- [Task]:
Please write out the material below exactly as given.

Stored items
___

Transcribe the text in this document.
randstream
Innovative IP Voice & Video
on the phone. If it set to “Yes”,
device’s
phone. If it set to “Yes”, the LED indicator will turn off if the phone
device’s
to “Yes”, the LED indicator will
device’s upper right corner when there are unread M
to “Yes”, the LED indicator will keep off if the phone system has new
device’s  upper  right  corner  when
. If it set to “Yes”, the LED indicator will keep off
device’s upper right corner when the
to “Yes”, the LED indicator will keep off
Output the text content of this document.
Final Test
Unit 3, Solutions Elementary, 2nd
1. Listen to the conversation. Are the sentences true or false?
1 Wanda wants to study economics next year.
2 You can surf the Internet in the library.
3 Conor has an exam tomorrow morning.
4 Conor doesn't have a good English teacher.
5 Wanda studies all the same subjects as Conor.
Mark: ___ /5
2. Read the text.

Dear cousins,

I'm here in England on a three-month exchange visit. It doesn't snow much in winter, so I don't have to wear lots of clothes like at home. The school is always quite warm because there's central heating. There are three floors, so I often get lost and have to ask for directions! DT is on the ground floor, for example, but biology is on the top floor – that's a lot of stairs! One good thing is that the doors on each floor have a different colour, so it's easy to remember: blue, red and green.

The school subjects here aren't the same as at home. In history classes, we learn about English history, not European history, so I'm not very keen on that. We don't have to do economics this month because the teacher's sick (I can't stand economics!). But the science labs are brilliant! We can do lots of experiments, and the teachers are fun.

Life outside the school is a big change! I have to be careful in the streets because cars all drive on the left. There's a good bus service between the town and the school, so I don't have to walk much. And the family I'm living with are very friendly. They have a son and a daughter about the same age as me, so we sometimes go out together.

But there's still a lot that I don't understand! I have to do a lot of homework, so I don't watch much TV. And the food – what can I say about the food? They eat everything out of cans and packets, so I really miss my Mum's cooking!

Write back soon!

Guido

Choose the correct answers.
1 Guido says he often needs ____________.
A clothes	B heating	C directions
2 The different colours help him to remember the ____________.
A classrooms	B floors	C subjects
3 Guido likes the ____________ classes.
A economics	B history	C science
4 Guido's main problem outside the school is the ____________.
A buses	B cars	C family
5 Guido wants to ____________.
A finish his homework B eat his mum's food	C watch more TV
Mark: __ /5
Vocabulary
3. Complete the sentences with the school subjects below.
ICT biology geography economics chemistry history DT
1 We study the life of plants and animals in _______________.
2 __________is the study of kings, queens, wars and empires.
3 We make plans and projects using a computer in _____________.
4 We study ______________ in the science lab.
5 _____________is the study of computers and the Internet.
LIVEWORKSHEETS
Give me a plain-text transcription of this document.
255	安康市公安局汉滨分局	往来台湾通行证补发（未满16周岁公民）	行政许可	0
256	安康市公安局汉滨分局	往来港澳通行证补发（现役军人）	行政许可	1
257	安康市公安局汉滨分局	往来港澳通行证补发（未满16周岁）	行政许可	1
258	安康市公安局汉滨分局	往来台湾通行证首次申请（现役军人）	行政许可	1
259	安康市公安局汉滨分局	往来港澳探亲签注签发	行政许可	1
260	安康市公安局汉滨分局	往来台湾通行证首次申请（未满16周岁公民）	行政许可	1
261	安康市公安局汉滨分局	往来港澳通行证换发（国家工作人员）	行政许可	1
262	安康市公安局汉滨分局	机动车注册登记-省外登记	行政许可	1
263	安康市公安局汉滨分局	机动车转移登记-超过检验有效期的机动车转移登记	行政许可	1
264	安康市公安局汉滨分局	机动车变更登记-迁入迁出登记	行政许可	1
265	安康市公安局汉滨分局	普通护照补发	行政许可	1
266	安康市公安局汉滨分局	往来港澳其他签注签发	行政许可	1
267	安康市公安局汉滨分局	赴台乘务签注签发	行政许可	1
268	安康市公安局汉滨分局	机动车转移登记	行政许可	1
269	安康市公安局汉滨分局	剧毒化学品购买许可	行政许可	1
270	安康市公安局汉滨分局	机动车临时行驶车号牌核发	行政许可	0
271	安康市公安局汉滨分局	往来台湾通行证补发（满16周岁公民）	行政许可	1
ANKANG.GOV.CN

___

- [Exercise result]:
Transcribe the text in this document.
randstream
Innovative IP Voice & Video
on the phone. If it set to “Yes”,
device’s
phone. If it set to “Yes”, the LED indicator will turn off if the phone
device’s
to “Yes”, the LED indicator will
device’s upper right corner when there are unread M
to “Yes”, the LED indicator will keep off if the phone system has new
device’s  upper  right  corner  when
. If it set to “Yes”, the LED indicator will keep off
device’s upper right corner when the
to “Yes”, the LED indicator will keep off
Output the text content of this document.
Final Test
Unit 3, Solutions Elementary, 2nd
1. Listen to the conversation. Are the sentences true or false?
1 Wanda wants to study economics next year.
2 You can surf the Internet in the library.
3 Conor has an exam tomorrow morning.
4 Conor doesn't have a good English teacher.
5 Wanda studies all the same subjects as Conor.
Mark: ___ /5
2. Read the text.

Dear cousins,

I'm here in England on a three-month exchange visit. It doesn't snow much in winter, so I don't have to wear lots of clothes like at home. The school is always quite warm because there's central heating. There are three floors, so I often get lost and have to ask for directions! DT is on the ground floor, for example, but biology is on the top floor – that's a lot of stairs! One good thing is that the doors on each floor have a different colour, so it's easy to remember: blue, red and green.

The school subjects here aren't the same as at home. In history classes, we learn about English history, not European history, so I'm not very keen on that. We don't have to do economics this month because the teacher's sick (I can't stand economics!). But the science labs are brilliant! We can do lots of experiments, and the teachers are fun.

Life outside the school is a big change! I have to be careful in the streets because cars all drive on the left. There's a good bus service between the town and the school, so I don't have to walk much. And the family I'm living with are very friendly. They have a son and a daughter about the same age as me, so we sometimes go out together.

But there's still a lot that I don't understand! I have to do a lot of homework, so I don't watch much TV. And the food – what can I say about the food? They eat everything out of cans and packets, so I really miss my Mum's cooking!

Write back soon!

Guido

Choose the correct answers.
1 Guido says he often needs ____________.
A clothes	B heating	C directions
2 The different colours help him to remember the ____________.
A classrooms	B floors	C subjects
3 Guido likes the ____________ classes.
A economics	B history	C science
4 Guido's main problem outside the school is the ____________.
A buses	B cars	C family
5 Guido wants to ____________.
A finish his homework B eat his mum's food	C watch more TV
Mark: __ /5
Vocabulary
3. Complete the sentences with the school subjects below.
ICT biology geography economics chemistry history DT
1 We study the life of plants and animals in _______________.
2 __________is the study of kings, queens, wars and empires.
3 We make plans and projects using a computer in _____________.
4 We study ______________ in the science lab.
5 _____________is the study of computers and the Internet.
LIVEWORKSHEETS
Give me a plain-text transcription of this document.
255	安康市公安局汉滨分局	往来台湾通行证补发（未满16周岁公民）	行政许可	0
256	安康市公安局汉滨分局	往来港澳通行证补发（现役军人）	行政许可	1
257	安康市公安局汉滨分局	往来港澳通行证补发（未满16周岁）	行政许可	1
258	安康市公安局汉滨分局	往来台湾通行证首次申请（现役军人）	行政许可	1
259	安康市公安局汉滨分局	往来港澳探亲签注签发	行政许可	1
260	安康市公安局汉滨分局	往来台湾通行证首次申请（未满16周岁公民）	行政许可	1
261	安康市公安局汉滨分局	往来港澳通行证换发（国家工作人员）	行政许可	1
262	安康市公安局汉滨分局	机动车注册登记-省外登记	行政许可	1
263	安康市公安局汉滨分局	机动车转移登记-超过检验有效期的机动车转移登记	行政许可	1
264	安康市公安局汉滨分局	机动车变更登记-迁入迁出登记	行政许可	1
265	安康市公安局汉滨分局	普通护照补发	行政许可	1
266	安康市公安局汉滨分局	往来港澳其他签注签发	行政许可	1
267	安康市公安局汉滨分局	赴台乘务签注签发	行政许可	1
268	安康市公安局汉滨分局	机动车转移登记	行政许可	1
269	安康市公安局汉滨分局	剧毒化学品购买许可	行政许可	1
270	安康市公安局汉滨分局	机动车临时行驶车号牌核发	行政许可	0
271	安康市公安局汉滨分局	往来台湾通行证补发（满16周岁公民）	行政许可	1
ANKANG.GOV.CN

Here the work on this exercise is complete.